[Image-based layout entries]
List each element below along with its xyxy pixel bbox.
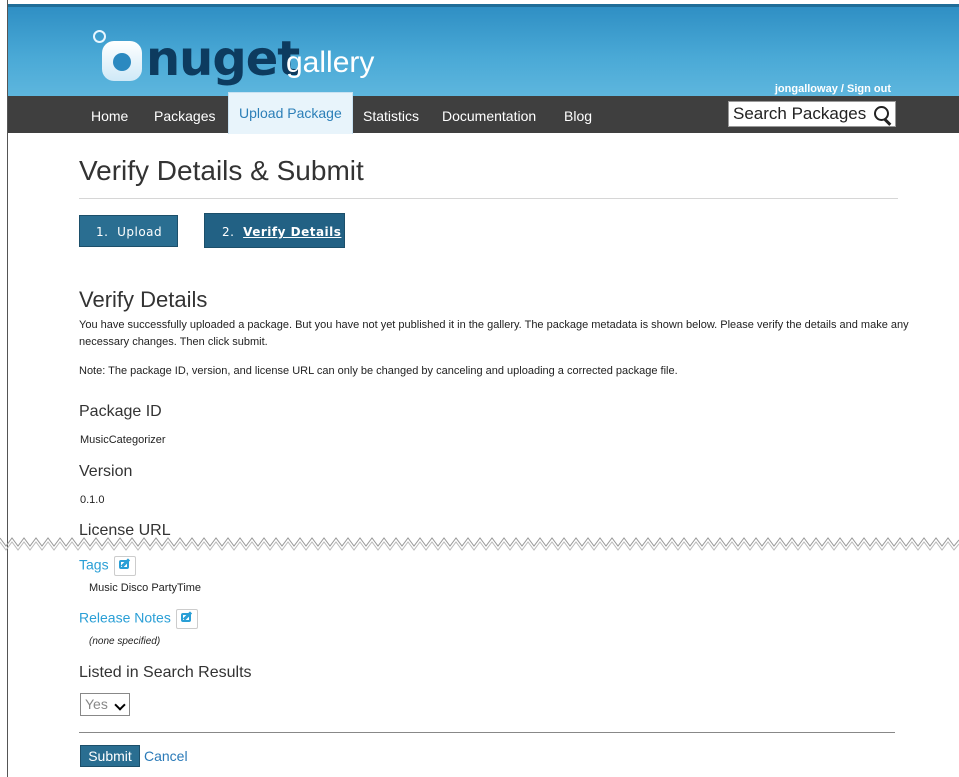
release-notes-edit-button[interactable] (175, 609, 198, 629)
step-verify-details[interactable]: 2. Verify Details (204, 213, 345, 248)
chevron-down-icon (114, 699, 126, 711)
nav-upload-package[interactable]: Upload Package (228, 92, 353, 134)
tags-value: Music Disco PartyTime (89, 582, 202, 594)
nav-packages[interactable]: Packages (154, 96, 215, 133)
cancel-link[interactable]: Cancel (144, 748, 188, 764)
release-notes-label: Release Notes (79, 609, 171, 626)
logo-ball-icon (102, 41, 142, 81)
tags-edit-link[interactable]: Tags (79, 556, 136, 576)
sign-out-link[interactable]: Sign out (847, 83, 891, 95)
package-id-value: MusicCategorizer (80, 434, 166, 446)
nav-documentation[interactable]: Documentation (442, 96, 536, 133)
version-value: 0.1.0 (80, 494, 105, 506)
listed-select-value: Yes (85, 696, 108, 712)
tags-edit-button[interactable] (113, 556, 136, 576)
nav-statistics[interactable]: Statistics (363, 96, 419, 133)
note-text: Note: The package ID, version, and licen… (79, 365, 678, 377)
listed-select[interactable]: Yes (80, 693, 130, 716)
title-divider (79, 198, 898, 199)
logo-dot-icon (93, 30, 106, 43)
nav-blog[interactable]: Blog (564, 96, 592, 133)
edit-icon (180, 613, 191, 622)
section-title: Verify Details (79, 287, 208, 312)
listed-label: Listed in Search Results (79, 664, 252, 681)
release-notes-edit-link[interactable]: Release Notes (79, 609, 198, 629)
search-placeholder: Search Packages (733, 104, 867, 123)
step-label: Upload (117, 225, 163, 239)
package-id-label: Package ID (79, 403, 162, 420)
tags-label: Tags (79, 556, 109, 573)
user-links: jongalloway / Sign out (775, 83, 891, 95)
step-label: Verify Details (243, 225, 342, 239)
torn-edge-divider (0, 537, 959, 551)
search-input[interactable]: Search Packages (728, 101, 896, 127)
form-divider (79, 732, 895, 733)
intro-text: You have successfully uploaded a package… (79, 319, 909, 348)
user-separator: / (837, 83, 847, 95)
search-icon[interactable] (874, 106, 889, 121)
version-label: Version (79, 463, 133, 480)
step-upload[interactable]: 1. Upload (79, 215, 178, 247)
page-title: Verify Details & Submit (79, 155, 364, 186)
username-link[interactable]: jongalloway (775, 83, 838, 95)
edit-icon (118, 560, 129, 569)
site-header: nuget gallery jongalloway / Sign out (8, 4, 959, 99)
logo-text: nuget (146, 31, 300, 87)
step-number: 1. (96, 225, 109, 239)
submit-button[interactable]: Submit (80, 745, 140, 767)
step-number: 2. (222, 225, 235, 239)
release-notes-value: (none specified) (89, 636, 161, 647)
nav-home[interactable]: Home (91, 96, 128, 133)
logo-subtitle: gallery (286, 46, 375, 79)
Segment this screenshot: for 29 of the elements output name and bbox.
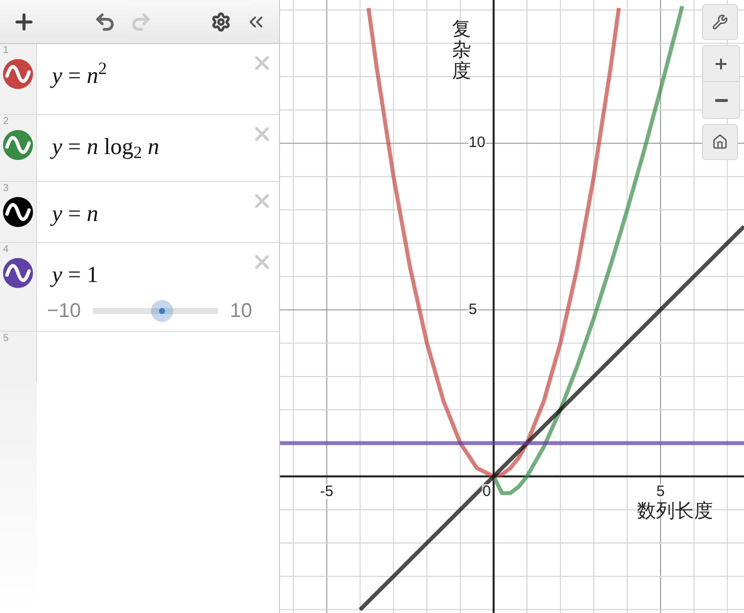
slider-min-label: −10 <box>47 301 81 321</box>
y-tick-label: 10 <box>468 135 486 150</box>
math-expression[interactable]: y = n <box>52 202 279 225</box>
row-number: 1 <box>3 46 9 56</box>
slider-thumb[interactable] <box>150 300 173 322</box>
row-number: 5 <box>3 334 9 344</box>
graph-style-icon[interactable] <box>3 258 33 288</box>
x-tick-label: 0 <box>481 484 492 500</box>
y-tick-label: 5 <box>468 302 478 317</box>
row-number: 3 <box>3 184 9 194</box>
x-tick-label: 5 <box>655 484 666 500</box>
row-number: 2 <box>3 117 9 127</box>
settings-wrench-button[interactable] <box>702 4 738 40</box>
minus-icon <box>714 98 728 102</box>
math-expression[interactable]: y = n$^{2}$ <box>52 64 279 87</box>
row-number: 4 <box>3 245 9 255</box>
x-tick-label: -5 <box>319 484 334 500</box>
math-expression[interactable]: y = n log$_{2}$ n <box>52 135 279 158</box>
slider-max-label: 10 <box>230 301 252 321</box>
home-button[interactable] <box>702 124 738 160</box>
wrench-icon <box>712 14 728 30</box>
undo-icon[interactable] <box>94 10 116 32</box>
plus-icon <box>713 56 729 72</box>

> **What needs to be done**
Please retype the entire listing above word for word, leaving out the pictures.

> **Problem solution**
List each element below along with its xyxy pixel bbox.
release-notes-edit-button[interactable] (175, 609, 198, 629)
step-verify-details[interactable]: 2. Verify Details (204, 213, 345, 248)
chevron-down-icon (114, 699, 126, 711)
nav-upload-package[interactable]: Upload Package (228, 92, 353, 134)
tags-value: Music Disco PartyTime (89, 582, 202, 594)
nav-packages[interactable]: Packages (154, 96, 215, 133)
cancel-link[interactable]: Cancel (144, 748, 188, 764)
release-notes-label: Release Notes (79, 609, 171, 626)
logo-ball-icon (102, 41, 142, 81)
tags-edit-link[interactable]: Tags (79, 556, 136, 576)
sign-out-link[interactable]: Sign out (847, 83, 891, 95)
package-id-value: MusicCategorizer (80, 434, 166, 446)
nav-documentation[interactable]: Documentation (442, 96, 536, 133)
version-value: 0.1.0 (80, 494, 105, 506)
listed-select-value: Yes (85, 696, 108, 712)
tags-edit-button[interactable] (113, 556, 136, 576)
nav-statistics[interactable]: Statistics (363, 96, 419, 133)
note-text: Note: The package ID, version, and licen… (79, 365, 678, 377)
listed-select[interactable]: Yes (80, 693, 130, 716)
title-divider (79, 198, 898, 199)
logo-dot-icon (93, 30, 106, 43)
nav-blog[interactable]: Blog (564, 96, 592, 133)
edit-icon (180, 613, 191, 622)
section-title: Verify Details (79, 287, 208, 312)
listed-label: Listed in Search Results (79, 664, 252, 681)
release-notes-edit-link[interactable]: Release Notes (79, 609, 198, 629)
search-placeholder: Search Packages (733, 104, 867, 123)
step-label: Upload (117, 225, 163, 239)
package-id-label: Package ID (79, 403, 162, 420)
tags-label: Tags (79, 556, 109, 573)
user-links: jongalloway / Sign out (775, 83, 891, 95)
step-label: Verify Details (243, 225, 342, 239)
torn-edge-divider (0, 537, 959, 551)
search-input[interactable]: Search Packages (728, 101, 896, 127)
form-divider (79, 732, 895, 733)
intro-text: You have successfully uploaded a package… (79, 319, 909, 348)
user-separator: / (837, 83, 847, 95)
search-icon[interactable] (874, 106, 889, 121)
version-label: Version (79, 463, 133, 480)
step-upload[interactable]: 1. Upload (79, 215, 178, 247)
page-title: Verify Details & Submit (79, 155, 364, 186)
username-link[interactable]: jongalloway (775, 83, 838, 95)
edit-icon (118, 560, 129, 569)
site-header: nuget gallery jongalloway / Sign out (8, 4, 959, 99)
logo-text: nuget (146, 31, 300, 87)
step-number: 1. (96, 225, 109, 239)
submit-button[interactable]: Submit (80, 745, 140, 767)
step-number: 2. (222, 225, 235, 239)
release-notes-value: (none specified) (89, 636, 161, 647)
nav-home[interactable]: Home (91, 96, 128, 133)
logo-subtitle: gallery (286, 46, 375, 79)
Segment this screenshot: for 29 of the elements output name and bbox.
slider-min-label: −10 <box>47 301 81 321</box>
y-tick-label: 10 <box>468 135 486 150</box>
math-expression[interactable]: y = n <box>52 202 279 225</box>
row-number: 1 <box>3 46 9 56</box>
slider-thumb[interactable] <box>150 300 173 322</box>
row-number: 5 <box>3 334 9 344</box>
graph-style-icon[interactable] <box>3 258 33 288</box>
x-tick-label: 0 <box>481 484 492 500</box>
y-tick-label: 5 <box>468 302 478 317</box>
row-number: 3 <box>3 184 9 194</box>
x-tick-label: 5 <box>655 484 666 500</box>
row-number: 2 <box>3 117 9 127</box>
settings-wrench-button[interactable] <box>702 4 738 40</box>
minus-icon <box>714 98 728 102</box>
math-expression[interactable]: y = n$^{2}$ <box>52 64 279 87</box>
row-number: 4 <box>3 245 9 255</box>
x-tick-label: -5 <box>319 484 334 500</box>
math-expression[interactable]: y = n log$_{2}$ n <box>52 135 279 158</box>
slider-max-label: 10 <box>230 301 252 321</box>
home-button[interactable] <box>702 124 738 160</box>
wrench-icon <box>712 14 728 30</box>
undo-icon[interactable] <box>94 10 116 32</box>
plus-icon <box>713 56 729 72</box>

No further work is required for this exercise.